> _DATA EXTRACT_
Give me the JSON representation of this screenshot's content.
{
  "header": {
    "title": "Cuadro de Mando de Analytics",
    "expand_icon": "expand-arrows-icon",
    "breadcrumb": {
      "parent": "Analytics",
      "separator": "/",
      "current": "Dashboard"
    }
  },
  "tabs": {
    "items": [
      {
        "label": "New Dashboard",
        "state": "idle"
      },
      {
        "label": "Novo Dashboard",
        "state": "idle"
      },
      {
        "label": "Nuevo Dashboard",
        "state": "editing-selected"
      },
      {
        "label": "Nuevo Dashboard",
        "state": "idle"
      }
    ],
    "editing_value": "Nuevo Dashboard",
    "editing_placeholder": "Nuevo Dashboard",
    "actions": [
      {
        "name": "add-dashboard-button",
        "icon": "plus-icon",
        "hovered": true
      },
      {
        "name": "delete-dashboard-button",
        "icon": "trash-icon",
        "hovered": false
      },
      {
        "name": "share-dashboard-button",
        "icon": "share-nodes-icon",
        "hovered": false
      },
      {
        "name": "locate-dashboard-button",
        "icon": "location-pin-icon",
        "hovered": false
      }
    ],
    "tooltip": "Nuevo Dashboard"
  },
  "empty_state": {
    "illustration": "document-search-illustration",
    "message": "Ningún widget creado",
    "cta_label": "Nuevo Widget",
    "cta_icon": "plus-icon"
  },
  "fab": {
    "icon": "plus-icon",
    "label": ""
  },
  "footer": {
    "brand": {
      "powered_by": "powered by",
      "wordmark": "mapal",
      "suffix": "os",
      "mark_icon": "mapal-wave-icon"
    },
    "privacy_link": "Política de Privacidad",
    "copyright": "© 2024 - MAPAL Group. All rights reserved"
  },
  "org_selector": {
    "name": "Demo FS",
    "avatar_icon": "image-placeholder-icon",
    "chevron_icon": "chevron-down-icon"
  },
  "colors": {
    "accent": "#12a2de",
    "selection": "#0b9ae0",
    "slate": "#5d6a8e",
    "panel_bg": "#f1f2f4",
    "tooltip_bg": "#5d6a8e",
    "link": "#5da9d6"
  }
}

> _EXERCISE INSTRUCTIONS_
Gather each line in the data that holds the string "plus".

> _RESULT FOR THIS EXERCISE_
        "icon": "plus-icon",
    "cta_icon": "plus-icon"
    "icon": "plus-icon",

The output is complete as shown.